**What is expected:** In the data below, find every line that has the string "actividad", and copy it.

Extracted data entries
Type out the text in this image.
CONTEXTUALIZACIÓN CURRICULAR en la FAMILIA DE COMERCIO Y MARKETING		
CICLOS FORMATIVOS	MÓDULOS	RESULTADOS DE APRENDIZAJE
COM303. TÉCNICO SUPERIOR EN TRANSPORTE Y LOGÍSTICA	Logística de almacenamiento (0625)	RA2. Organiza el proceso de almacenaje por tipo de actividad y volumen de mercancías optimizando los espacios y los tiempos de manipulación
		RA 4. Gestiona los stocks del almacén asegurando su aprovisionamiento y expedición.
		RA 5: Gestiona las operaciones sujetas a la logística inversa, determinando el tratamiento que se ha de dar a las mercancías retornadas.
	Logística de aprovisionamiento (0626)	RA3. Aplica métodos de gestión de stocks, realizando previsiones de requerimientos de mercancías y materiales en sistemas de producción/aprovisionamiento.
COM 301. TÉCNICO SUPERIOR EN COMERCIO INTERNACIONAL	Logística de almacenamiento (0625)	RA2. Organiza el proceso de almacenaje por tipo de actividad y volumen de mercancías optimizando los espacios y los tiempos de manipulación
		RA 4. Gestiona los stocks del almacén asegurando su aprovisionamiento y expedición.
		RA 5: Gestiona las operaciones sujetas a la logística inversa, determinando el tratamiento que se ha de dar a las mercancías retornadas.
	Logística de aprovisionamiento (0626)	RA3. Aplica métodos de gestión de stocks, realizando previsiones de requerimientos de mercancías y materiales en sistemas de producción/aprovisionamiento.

---

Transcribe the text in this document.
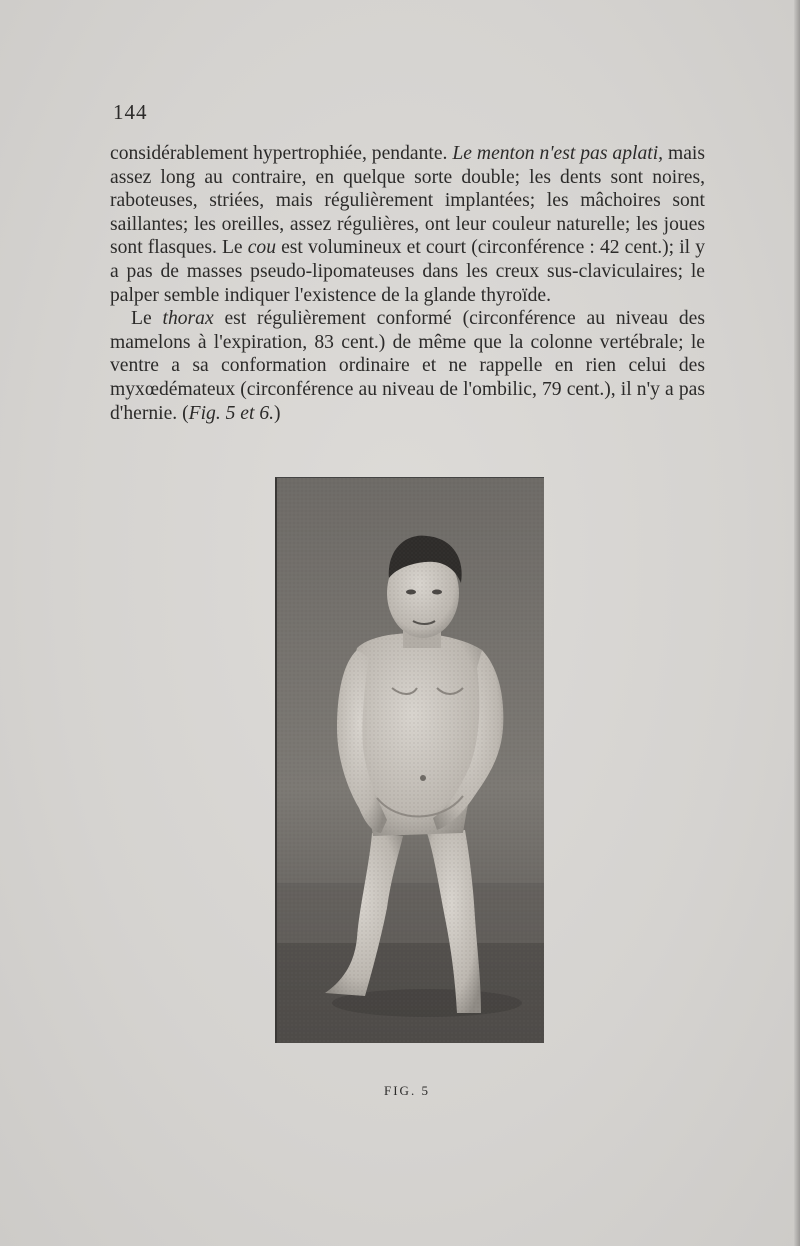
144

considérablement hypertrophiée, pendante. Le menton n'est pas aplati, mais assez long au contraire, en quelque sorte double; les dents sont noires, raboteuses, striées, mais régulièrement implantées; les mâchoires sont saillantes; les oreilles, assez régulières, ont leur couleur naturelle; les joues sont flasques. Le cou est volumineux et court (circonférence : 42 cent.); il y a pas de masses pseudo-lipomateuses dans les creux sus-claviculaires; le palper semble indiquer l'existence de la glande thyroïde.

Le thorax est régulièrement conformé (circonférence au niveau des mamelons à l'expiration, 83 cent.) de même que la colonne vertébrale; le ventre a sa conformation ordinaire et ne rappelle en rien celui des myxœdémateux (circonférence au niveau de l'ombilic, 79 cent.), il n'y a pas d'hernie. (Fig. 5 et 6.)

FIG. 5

--

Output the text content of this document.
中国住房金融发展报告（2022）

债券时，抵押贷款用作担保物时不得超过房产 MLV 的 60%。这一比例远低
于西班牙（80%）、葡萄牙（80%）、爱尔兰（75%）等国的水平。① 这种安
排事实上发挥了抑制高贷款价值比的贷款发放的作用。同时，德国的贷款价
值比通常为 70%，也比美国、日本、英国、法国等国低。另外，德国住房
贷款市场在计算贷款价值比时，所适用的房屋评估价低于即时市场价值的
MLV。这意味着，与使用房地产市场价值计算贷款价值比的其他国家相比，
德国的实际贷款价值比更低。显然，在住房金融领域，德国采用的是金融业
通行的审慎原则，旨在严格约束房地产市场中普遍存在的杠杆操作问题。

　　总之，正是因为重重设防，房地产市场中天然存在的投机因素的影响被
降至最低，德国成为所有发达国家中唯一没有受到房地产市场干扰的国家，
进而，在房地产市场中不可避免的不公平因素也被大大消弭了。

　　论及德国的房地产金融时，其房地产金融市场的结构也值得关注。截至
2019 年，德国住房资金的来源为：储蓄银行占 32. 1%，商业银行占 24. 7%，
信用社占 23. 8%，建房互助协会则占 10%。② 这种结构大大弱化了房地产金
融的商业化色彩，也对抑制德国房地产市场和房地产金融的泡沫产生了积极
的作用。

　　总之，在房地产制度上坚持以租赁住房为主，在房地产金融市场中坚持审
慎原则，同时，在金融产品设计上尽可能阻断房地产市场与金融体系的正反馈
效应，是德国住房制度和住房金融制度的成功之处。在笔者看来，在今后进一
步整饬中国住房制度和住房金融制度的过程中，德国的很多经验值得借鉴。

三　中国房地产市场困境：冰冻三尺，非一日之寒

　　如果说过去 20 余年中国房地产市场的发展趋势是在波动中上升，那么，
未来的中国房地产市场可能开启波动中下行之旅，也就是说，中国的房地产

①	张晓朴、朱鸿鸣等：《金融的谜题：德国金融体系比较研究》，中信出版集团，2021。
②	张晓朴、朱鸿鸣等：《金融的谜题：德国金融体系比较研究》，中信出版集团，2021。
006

**Complete answer:**
COM303. TÉCNICO SUPERIOR EN TRANSPORTE Y LOGÍSTICA	Logística de almacenamiento (0625)	RA2. Organiza el proceso de almacenaje por tipo de actividad y volumen de mercancías optimizando los espacios y los tiempos de manipulación
COM 301. TÉCNICO SUPERIOR EN COMERCIO INTERNACIONAL	Logística de almacenamiento (0625)	RA2. Organiza el proceso de almacenaje por tipo de actividad y volumen de mercancías optimizando los espacios y los tiempos de manipulación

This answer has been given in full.